Extracted data entries
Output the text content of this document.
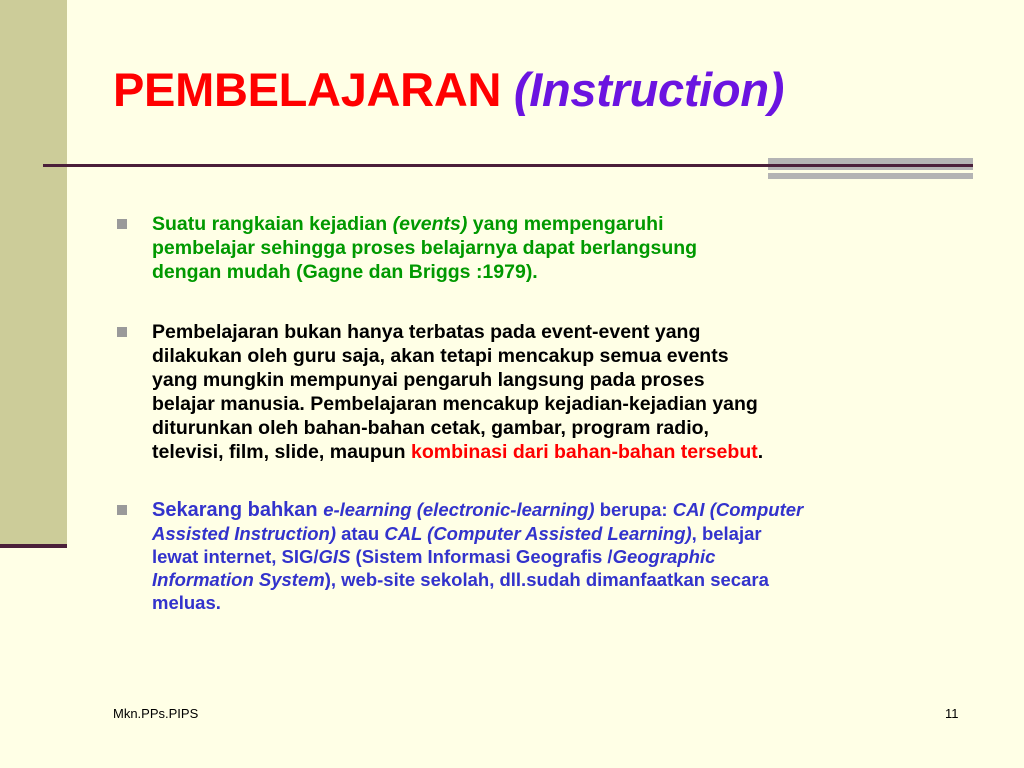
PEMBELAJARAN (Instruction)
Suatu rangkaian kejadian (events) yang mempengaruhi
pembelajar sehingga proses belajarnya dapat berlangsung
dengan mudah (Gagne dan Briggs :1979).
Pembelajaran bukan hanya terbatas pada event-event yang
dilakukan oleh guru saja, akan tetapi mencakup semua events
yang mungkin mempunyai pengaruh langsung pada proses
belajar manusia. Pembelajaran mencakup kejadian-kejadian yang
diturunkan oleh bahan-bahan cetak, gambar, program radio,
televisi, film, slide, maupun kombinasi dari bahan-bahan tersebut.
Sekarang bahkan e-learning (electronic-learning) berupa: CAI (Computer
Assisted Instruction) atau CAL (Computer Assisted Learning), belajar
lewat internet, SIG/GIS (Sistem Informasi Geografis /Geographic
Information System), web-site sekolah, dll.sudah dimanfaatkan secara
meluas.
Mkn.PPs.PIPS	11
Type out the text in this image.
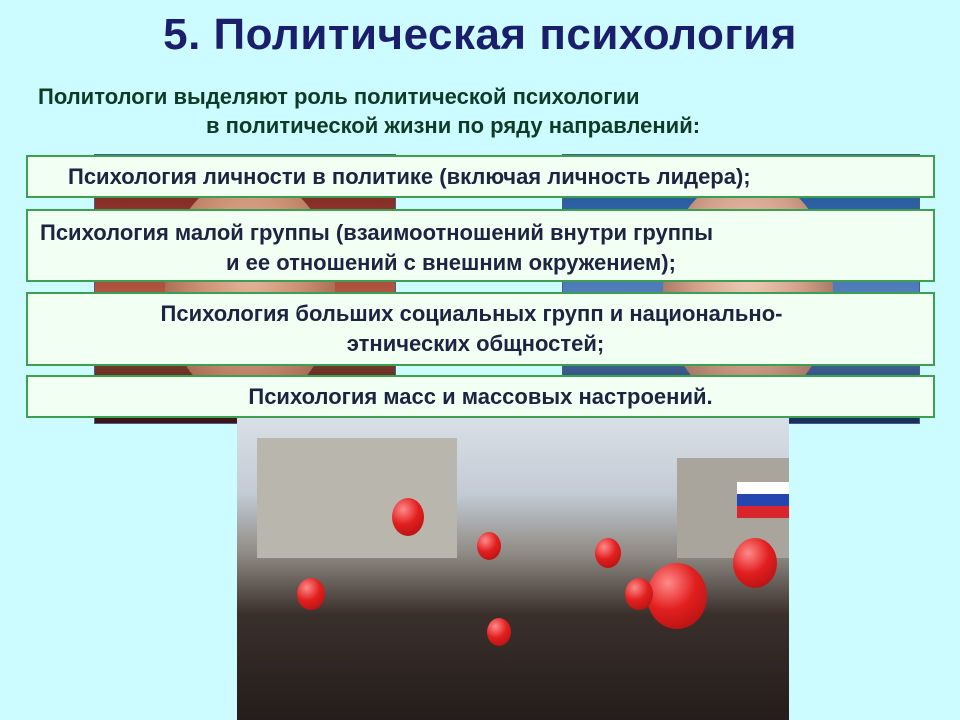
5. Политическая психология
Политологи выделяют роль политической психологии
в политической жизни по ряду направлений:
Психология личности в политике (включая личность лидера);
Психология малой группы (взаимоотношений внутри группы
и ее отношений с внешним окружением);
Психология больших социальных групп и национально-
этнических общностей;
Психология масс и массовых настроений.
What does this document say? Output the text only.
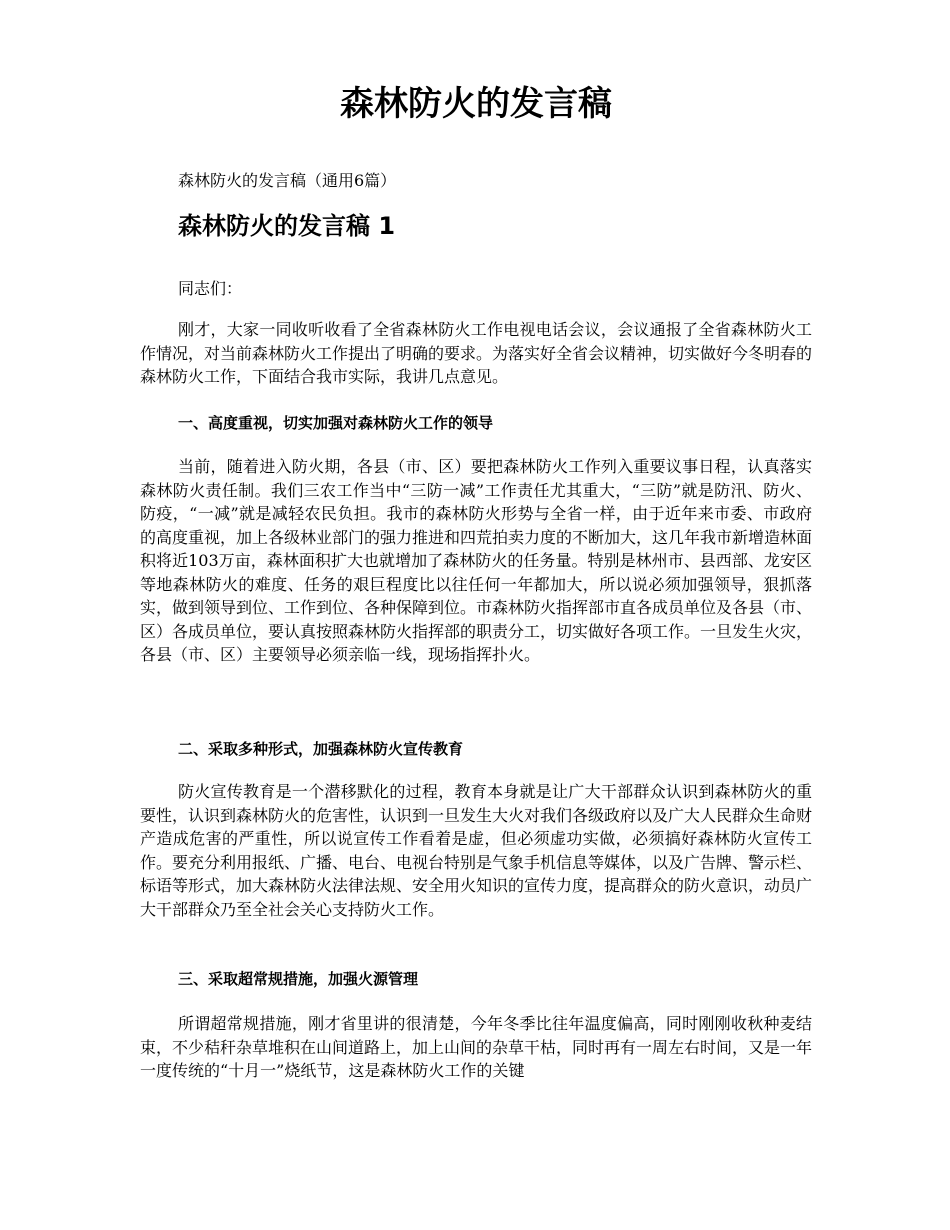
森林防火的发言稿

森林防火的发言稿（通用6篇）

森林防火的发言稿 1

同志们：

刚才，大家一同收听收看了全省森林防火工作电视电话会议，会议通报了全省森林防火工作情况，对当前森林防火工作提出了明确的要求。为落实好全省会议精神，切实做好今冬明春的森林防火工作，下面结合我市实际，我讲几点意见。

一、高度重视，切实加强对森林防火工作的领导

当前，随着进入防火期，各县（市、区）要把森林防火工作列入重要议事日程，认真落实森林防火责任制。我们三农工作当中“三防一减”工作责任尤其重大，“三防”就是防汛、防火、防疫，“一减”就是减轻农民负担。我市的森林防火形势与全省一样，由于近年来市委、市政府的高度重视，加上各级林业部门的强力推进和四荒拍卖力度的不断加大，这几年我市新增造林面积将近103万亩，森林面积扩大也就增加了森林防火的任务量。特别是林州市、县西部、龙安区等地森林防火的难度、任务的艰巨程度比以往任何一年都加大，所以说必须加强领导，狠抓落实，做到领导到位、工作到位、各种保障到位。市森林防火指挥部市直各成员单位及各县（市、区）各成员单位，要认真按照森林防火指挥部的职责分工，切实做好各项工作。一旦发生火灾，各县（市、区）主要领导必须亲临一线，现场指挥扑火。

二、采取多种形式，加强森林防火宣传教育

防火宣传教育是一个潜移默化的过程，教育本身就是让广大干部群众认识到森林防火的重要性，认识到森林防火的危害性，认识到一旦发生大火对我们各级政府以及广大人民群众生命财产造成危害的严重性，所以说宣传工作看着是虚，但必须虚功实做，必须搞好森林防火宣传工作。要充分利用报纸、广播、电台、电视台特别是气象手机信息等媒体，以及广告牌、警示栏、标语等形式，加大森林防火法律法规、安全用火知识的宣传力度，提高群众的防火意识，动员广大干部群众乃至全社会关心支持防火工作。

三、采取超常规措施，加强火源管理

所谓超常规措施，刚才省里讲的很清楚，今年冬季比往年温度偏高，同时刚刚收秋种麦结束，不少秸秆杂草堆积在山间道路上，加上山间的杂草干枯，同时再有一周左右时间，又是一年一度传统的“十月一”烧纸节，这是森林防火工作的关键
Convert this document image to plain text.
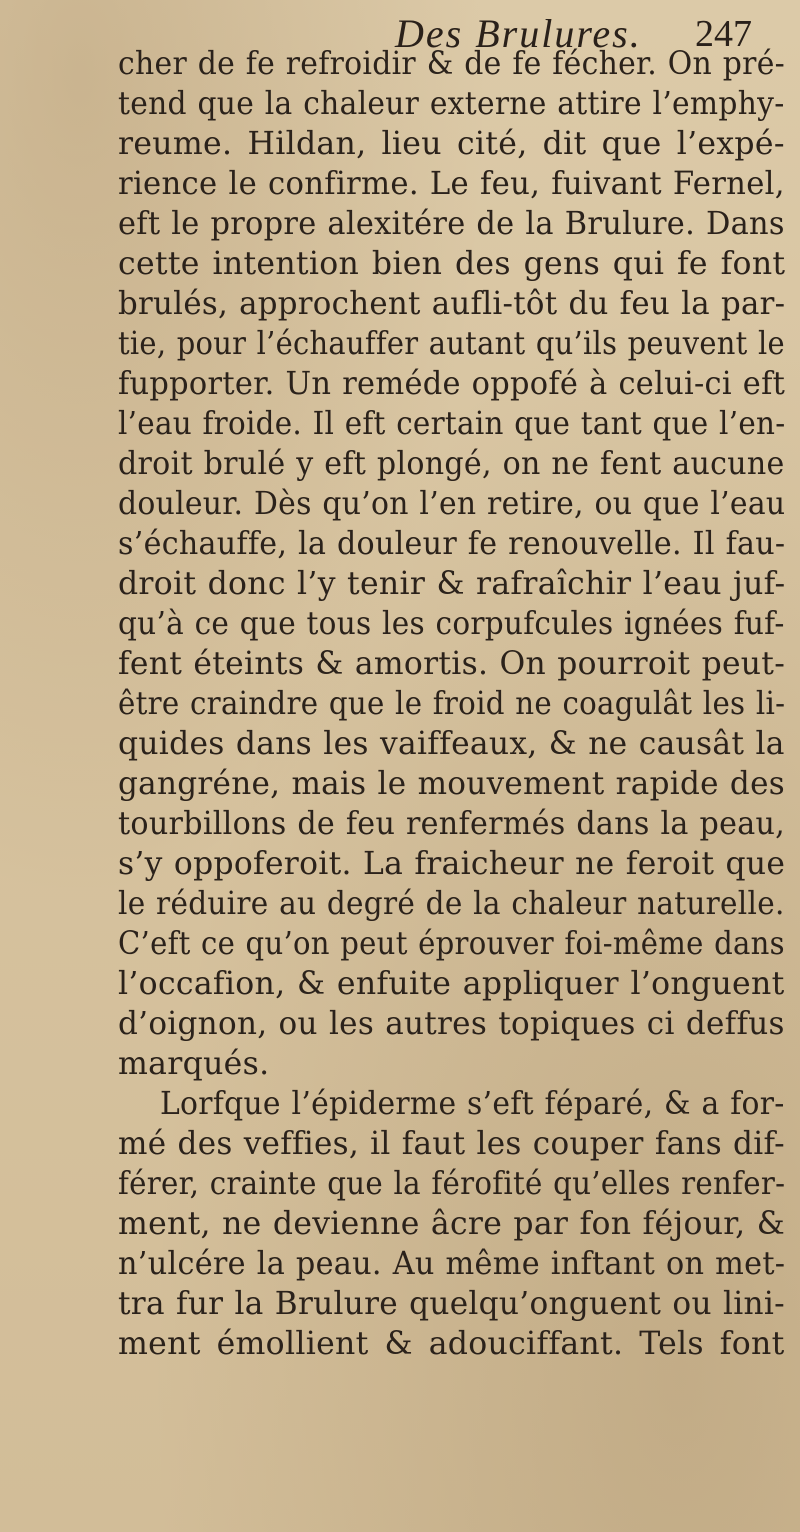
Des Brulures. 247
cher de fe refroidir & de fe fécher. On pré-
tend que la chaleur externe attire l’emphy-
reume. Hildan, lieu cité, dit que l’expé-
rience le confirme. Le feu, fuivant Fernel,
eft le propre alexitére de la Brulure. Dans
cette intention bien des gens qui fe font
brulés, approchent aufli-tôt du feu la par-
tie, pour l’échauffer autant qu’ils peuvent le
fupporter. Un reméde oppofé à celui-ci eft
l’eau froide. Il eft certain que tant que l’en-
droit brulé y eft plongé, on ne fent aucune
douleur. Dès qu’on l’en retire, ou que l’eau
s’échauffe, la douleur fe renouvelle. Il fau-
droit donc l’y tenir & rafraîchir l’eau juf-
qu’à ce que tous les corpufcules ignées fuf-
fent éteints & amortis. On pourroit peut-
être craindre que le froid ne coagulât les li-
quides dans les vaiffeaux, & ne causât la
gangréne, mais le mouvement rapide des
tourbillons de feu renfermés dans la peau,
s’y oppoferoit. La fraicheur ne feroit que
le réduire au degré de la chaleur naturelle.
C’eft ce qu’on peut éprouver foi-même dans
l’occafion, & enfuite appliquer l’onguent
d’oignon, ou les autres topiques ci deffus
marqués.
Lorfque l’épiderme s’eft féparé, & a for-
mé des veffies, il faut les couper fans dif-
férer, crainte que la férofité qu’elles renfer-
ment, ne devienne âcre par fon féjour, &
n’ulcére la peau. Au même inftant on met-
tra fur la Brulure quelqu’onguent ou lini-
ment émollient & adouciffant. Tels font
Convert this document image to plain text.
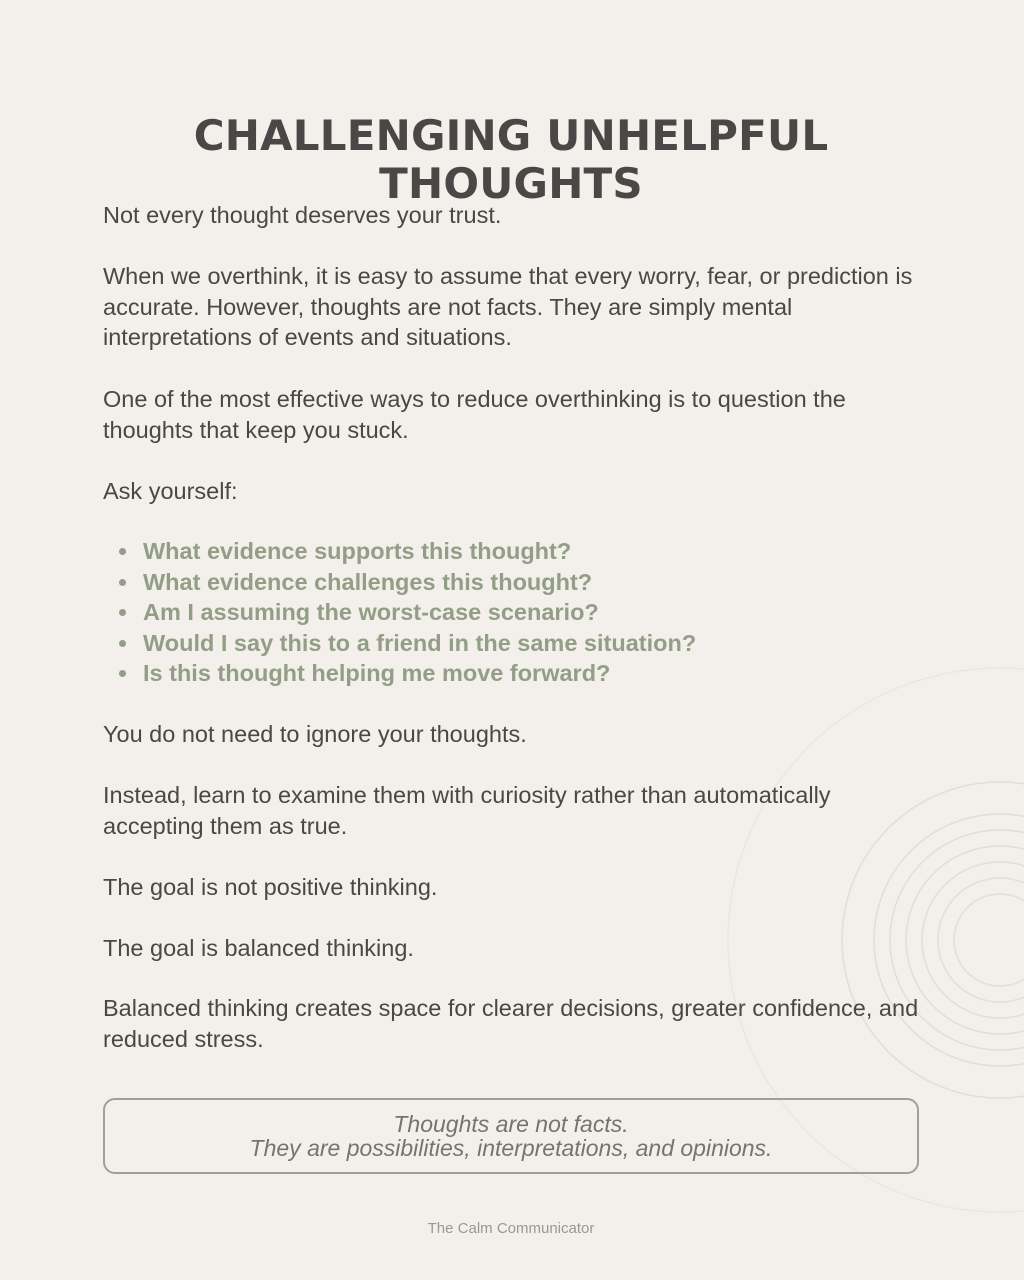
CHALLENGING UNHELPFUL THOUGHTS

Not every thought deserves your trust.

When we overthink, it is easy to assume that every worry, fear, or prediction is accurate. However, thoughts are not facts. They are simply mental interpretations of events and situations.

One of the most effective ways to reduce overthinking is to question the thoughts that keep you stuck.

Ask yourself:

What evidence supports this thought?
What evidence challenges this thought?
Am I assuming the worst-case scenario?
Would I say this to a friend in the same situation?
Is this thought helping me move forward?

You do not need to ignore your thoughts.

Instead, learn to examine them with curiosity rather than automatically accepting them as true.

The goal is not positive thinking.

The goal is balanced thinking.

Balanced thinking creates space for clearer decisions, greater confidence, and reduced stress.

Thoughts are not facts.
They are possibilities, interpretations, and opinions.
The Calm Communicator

◆ **What you are asked to do**:
Pick out the lines containing the word "chaleur" and show them.

◆ **Solution for this exercise**:
tend que la chaleur externe attire l’emphy-
le réduire au degré de la chaleur naturelle.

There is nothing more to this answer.